Entries with figure data:
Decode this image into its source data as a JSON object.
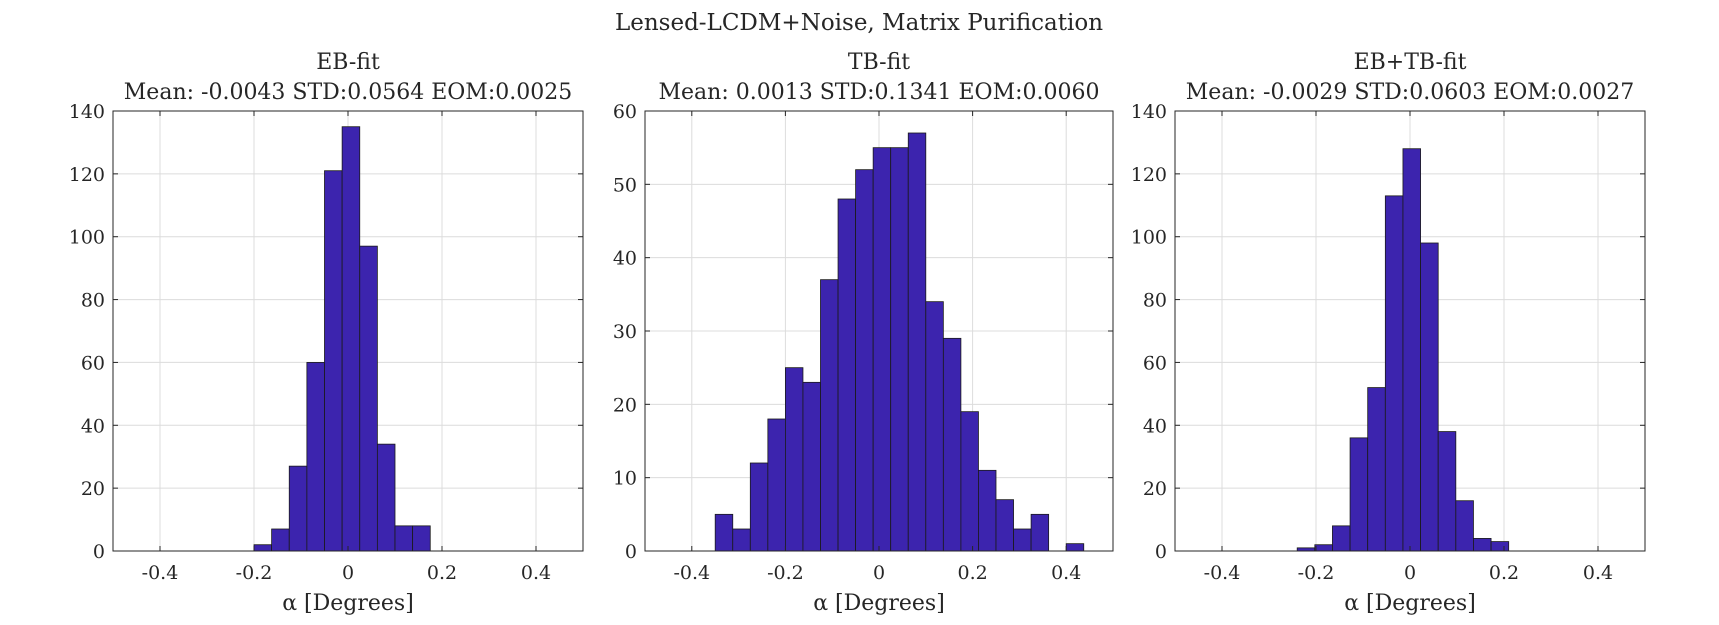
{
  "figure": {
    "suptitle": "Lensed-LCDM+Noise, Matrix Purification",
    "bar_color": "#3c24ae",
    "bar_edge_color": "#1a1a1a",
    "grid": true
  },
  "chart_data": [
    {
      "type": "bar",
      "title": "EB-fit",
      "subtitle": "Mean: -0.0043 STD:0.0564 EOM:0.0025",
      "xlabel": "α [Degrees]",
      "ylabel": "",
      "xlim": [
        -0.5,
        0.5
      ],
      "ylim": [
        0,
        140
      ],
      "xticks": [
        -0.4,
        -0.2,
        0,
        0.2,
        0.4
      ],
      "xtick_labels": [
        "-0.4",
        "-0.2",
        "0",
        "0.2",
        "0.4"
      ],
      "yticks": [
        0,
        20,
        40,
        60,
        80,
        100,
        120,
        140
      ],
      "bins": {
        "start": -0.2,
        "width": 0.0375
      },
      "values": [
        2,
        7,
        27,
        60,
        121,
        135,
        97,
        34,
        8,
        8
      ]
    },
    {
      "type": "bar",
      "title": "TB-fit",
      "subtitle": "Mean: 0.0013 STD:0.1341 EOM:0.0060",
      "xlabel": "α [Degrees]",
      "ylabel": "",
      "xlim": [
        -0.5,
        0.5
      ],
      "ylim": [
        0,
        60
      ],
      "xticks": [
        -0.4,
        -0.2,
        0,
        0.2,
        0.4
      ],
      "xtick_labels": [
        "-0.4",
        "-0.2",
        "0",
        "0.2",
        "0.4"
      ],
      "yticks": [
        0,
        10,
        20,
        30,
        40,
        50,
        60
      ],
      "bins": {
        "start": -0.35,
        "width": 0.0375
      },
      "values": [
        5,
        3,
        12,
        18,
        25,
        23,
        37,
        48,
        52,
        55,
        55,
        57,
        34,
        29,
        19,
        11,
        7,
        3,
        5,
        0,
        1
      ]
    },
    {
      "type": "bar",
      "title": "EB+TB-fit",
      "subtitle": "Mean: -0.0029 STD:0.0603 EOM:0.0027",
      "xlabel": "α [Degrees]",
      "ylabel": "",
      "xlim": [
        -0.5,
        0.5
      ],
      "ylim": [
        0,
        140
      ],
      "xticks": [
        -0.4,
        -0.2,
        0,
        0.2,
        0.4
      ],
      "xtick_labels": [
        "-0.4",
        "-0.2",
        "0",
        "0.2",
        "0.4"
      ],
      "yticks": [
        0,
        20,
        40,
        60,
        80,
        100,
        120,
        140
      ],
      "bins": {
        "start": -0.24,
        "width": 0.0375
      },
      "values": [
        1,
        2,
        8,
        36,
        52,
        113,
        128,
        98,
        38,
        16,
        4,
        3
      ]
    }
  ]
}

## Exercise
Determine how many lines of the listing above hold the word "subtitle". Report that number without anything else.

## Solution for this task
3